-- Start MATERIAL --
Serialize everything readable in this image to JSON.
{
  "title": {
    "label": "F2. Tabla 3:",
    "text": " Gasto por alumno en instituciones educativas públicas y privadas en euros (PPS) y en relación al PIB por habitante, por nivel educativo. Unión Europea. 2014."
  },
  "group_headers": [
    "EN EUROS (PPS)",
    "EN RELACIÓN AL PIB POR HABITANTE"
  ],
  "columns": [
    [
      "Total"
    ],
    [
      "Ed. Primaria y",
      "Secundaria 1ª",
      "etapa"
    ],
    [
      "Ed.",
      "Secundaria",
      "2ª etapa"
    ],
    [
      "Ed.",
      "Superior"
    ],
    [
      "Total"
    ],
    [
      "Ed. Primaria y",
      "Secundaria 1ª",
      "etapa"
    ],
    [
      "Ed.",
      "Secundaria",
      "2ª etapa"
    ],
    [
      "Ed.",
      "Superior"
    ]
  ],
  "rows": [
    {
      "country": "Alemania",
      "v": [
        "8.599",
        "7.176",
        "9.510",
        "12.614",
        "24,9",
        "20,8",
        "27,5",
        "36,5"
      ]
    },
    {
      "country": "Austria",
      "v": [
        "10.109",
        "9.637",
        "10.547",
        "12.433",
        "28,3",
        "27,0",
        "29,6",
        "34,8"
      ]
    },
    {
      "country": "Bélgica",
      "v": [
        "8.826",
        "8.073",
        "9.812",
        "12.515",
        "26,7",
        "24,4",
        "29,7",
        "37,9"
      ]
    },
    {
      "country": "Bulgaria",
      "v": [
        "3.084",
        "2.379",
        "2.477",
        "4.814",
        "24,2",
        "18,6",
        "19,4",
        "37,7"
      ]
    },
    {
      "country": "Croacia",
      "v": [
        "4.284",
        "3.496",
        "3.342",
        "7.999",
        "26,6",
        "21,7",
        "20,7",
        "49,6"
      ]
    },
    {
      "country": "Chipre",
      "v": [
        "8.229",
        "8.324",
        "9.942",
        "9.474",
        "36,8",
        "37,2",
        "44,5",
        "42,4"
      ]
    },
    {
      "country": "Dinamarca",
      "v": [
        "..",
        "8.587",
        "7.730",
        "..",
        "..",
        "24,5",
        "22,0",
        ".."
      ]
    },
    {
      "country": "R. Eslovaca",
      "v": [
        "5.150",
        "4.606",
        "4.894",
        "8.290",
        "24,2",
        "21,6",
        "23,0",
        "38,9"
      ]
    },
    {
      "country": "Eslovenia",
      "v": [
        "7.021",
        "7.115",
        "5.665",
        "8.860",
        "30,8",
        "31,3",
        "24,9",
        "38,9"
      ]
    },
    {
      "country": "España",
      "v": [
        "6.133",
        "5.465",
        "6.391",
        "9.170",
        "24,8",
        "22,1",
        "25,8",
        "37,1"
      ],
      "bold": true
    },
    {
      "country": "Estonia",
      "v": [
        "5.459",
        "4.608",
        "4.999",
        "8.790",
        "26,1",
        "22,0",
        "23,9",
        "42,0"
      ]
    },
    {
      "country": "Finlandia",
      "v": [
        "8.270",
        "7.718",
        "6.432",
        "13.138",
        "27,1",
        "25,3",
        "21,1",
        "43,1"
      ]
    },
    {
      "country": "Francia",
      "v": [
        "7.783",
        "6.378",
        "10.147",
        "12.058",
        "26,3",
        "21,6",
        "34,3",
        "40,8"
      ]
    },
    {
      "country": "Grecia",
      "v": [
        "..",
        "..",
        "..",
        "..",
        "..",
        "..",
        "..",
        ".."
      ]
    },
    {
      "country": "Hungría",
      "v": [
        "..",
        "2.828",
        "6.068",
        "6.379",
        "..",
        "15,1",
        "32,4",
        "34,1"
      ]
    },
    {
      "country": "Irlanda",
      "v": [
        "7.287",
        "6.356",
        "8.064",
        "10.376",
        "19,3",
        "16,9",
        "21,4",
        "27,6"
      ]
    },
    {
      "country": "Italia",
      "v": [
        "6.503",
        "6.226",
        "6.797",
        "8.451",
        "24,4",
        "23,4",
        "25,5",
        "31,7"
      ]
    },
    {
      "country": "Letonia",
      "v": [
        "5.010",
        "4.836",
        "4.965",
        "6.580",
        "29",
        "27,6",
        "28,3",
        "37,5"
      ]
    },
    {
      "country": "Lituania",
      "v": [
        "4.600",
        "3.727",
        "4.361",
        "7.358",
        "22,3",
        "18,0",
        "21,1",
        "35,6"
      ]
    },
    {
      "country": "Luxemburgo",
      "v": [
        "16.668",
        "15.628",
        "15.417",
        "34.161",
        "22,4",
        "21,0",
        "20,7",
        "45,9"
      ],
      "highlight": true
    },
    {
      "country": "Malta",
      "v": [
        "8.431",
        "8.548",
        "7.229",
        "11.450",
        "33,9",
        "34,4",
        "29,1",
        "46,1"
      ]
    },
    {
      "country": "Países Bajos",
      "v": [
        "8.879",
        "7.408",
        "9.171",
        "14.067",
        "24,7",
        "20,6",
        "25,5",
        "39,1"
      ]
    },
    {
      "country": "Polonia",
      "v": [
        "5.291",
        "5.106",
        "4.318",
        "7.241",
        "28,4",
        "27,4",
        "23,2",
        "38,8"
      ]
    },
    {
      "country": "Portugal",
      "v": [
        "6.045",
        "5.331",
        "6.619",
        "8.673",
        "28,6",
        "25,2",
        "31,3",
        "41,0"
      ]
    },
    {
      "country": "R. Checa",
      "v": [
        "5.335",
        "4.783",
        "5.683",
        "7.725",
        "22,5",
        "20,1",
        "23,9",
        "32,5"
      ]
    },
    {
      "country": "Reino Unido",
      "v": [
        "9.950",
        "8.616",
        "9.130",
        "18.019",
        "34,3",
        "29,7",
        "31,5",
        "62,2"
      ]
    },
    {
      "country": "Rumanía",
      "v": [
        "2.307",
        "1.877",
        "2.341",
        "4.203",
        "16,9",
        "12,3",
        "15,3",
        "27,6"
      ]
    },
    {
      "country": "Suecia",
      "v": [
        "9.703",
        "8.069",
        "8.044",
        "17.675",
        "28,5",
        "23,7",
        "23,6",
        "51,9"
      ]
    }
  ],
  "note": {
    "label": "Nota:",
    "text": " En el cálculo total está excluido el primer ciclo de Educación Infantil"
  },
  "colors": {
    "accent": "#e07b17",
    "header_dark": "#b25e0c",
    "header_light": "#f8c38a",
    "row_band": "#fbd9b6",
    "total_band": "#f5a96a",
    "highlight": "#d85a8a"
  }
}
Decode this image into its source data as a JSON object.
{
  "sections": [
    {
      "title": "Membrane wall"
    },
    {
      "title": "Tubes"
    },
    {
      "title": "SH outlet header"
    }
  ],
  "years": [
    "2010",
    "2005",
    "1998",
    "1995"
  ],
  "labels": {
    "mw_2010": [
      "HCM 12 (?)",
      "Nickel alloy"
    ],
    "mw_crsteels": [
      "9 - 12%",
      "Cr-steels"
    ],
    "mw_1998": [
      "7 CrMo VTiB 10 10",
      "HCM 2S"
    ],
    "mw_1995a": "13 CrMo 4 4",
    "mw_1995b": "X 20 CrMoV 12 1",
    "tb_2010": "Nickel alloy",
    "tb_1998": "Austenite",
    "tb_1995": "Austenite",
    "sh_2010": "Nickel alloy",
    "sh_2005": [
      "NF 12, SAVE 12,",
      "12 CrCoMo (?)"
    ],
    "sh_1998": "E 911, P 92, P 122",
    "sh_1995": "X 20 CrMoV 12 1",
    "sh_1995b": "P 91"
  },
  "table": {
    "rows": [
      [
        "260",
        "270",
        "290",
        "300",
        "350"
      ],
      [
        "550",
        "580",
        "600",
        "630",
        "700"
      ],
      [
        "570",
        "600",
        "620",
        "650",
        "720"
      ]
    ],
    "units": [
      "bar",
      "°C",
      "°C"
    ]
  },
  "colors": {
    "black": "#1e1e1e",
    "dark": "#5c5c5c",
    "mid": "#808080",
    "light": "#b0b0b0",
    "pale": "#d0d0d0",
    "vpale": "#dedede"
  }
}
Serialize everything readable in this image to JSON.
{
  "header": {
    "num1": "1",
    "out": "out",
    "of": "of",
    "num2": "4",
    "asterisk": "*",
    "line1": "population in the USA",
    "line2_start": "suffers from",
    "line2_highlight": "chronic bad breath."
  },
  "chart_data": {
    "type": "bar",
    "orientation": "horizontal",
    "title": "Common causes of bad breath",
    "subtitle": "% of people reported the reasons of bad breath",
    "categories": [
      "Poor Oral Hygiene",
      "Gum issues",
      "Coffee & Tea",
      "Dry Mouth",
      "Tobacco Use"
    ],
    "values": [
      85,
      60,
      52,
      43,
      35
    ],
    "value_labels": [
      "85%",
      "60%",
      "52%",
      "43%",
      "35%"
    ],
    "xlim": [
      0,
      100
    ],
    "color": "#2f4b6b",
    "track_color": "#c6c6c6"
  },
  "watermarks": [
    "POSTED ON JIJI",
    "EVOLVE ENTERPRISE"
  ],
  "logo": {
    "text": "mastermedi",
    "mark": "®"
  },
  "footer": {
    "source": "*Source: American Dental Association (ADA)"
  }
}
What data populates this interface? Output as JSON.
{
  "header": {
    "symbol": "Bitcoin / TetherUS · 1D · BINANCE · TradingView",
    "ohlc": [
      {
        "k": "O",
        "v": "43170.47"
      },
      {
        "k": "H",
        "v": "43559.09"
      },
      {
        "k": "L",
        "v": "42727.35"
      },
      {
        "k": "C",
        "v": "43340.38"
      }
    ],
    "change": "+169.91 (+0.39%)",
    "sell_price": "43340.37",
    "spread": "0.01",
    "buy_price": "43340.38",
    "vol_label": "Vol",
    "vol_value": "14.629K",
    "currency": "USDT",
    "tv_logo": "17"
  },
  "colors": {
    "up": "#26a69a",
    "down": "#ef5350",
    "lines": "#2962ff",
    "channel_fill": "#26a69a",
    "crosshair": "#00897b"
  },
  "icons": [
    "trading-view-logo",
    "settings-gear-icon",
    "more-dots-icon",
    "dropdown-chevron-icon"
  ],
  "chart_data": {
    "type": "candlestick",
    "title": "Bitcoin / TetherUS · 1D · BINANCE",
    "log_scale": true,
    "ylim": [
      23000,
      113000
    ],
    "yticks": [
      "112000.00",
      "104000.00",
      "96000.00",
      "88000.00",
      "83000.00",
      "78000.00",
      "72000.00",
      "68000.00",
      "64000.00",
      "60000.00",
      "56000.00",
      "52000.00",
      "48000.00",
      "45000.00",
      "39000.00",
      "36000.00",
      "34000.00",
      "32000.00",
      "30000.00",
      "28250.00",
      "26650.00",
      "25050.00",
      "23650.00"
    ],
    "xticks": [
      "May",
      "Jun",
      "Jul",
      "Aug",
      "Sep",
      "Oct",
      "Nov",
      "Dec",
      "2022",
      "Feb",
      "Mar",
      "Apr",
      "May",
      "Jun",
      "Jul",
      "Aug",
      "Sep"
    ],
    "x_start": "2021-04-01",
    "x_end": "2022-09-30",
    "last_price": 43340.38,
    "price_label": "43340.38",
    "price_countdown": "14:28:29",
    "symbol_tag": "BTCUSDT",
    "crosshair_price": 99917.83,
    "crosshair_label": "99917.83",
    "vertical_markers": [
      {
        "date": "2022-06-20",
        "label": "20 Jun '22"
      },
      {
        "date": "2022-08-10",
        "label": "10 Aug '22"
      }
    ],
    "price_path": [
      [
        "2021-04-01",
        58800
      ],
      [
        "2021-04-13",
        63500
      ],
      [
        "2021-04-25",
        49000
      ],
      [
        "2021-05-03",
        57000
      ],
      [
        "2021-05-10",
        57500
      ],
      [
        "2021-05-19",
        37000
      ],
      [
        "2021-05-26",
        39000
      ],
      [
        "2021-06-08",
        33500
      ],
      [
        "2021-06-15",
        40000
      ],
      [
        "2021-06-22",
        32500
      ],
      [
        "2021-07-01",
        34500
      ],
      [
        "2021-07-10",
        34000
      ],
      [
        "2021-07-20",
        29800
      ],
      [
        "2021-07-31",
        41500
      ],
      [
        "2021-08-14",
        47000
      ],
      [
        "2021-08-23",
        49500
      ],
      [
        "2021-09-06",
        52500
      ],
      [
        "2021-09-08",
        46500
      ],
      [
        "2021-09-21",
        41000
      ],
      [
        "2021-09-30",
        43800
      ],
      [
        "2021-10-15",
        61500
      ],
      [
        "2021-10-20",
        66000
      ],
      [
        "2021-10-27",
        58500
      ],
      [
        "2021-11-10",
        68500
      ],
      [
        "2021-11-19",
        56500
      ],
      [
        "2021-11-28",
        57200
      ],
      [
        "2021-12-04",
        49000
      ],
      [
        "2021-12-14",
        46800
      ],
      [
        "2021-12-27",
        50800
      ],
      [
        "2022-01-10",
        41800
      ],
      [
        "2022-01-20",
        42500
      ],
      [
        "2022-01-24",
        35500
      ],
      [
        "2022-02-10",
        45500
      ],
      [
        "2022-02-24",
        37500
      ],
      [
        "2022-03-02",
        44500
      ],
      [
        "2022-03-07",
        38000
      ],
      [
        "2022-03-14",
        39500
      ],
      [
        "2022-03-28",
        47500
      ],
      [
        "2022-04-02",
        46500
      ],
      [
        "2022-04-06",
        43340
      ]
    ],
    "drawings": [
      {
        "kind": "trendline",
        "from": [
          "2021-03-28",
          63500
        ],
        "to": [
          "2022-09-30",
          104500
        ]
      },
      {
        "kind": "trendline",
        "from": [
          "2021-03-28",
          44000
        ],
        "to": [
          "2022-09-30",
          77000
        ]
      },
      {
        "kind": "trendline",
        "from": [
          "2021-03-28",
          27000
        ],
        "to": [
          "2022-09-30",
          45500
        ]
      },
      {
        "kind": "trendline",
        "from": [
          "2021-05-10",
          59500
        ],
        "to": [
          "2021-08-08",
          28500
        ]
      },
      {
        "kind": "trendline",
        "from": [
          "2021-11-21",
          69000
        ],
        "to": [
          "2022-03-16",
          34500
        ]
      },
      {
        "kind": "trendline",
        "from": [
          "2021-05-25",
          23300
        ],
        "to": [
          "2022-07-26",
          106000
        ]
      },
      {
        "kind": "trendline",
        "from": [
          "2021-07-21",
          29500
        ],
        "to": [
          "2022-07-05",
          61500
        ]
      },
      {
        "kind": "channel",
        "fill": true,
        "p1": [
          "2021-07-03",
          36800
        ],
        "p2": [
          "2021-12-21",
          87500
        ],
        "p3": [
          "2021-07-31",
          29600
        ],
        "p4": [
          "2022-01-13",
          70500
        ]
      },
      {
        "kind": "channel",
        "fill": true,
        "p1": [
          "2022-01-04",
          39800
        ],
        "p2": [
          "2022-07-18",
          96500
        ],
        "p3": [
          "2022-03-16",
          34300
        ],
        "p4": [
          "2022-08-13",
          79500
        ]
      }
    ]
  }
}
-- End MATERIAL --
■ DIRECTION
Select all lines with the word "TetherUS" from the entries above.

■ SOLUTION BELOW
    "symbol": "Bitcoin / TetherUS · 1D · BINANCE · TradingView",
    "title": "Bitcoin / TetherUS · 1D · BINANCE",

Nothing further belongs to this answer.